• Saved entries:
***

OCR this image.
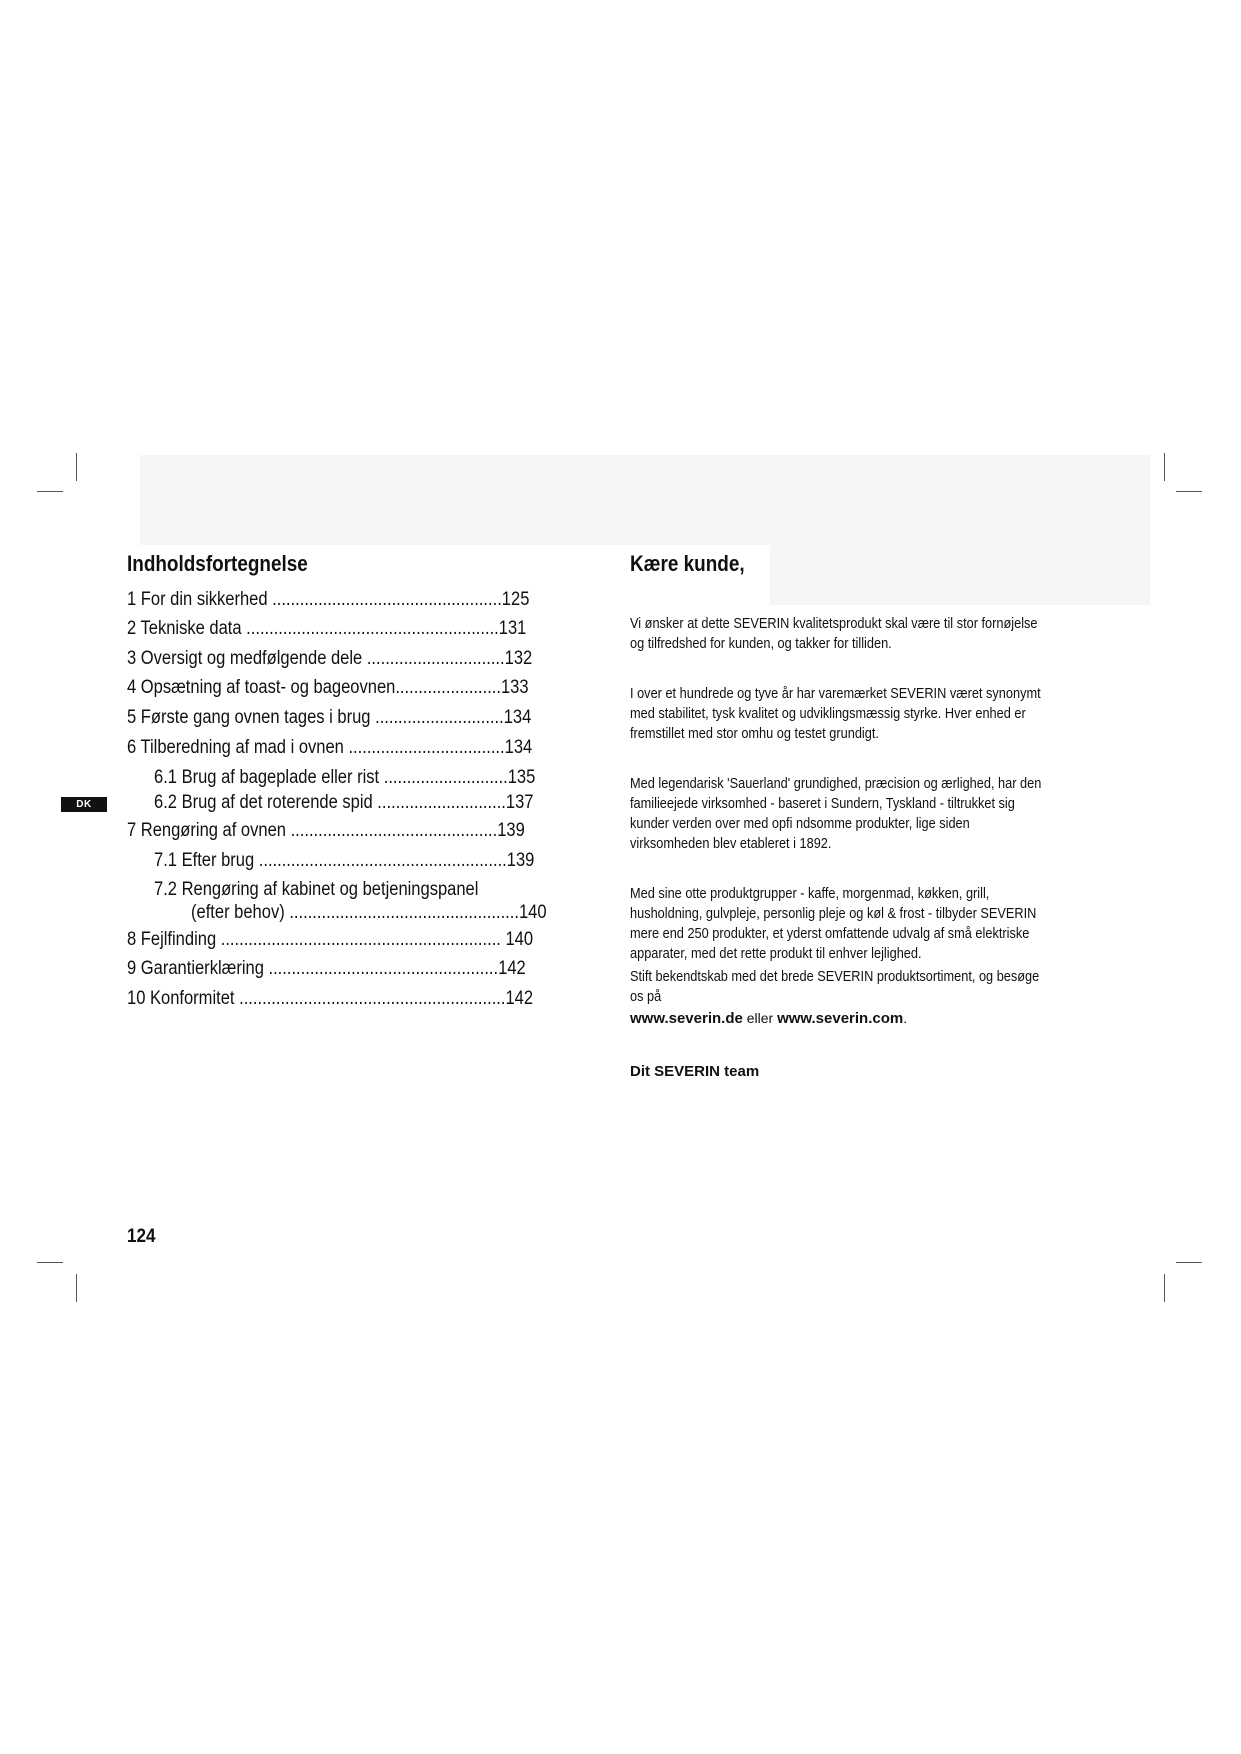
DK
Indholdsfortegnelse
1 For din sikkerhed ..................................................125
2 Tekniske data .......................................................131
3 Oversigt og medfølgende dele ..............................132
4 Opsætning af toast- og bageovnen.......................133
5 Første gang ovnen tages i brug ............................134
6 Tilberedning af mad i ovnen ..................................134
6.1 Brug af bageplade eller rist ...........................135
6.2 Brug af det roterende spid ............................137
7 Rengøring af ovnen .............................................139
7.1 Efter brug ......................................................139
7.2 Rengøring af kabinet og betjeningspanel
(efter behov) ..................................................140
8 Fejlfinding ............................................................. 140
9 Garantierklæring ..................................................142
10 Konformitet ..........................................................142
Kære kunde,
Vi ønsker at dette SEVERIN kvalitetsprodukt skal være til stor fornøjelse og tilfredshed for kunden, og takker for tilliden.
I over et hundrede og tyve år har varemærket SEVERIN været synonymt med stabilitet, tysk kvalitet og udviklingsmæssig styrke. Hver enhed er fremstillet med stor omhu og testet grundigt.
Med legendarisk 'Sauerland' grundighed, præcision og ærlighed, har den familieejede virksomhed - baseret i Sundern, Tyskland - tiltrukket sig kunder verden over med opfi ndsomme produkter, lige siden virksomheden blev etableret i 1892.
Med sine otte produktgrupper - kaffe, morgenmad, køkken, grill, husholdning, gulvpleje, personlig pleje og køl & frost - tilbyder SEVERIN mere end 250 produkter, et yderst omfattende udvalg af små elektriske apparater, med det rette produkt til enhver lejlighed.
Stift bekendtskab med det brede SEVERIN produktsortiment, og besøge os på
www.severin.de eller www.severin.com.
Dit SEVERIN team
124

***

• Instruction: Only lines with the string "produkter" belong in your answer; copy each one.

• Solution for this exercise:
Med legendarisk 'Sauerland' grundighed, præcision og ærlighed, har den familieejede virksomhed - baseret i Sundern, Tyskland - tiltrukket sig kunder verden over med opfi ndsomme produkter, lige siden virksomheden blev etableret i 1892.
Med sine otte produktgrupper - kaffe, morgenmad, køkken, grill, husholdning, gulvpleje, personlig pleje og køl & frost - tilbyder SEVERIN mere end 250 produkter, et yderst omfattende udvalg af små elektriske apparater, med det rette produkt til enhver lejlighed.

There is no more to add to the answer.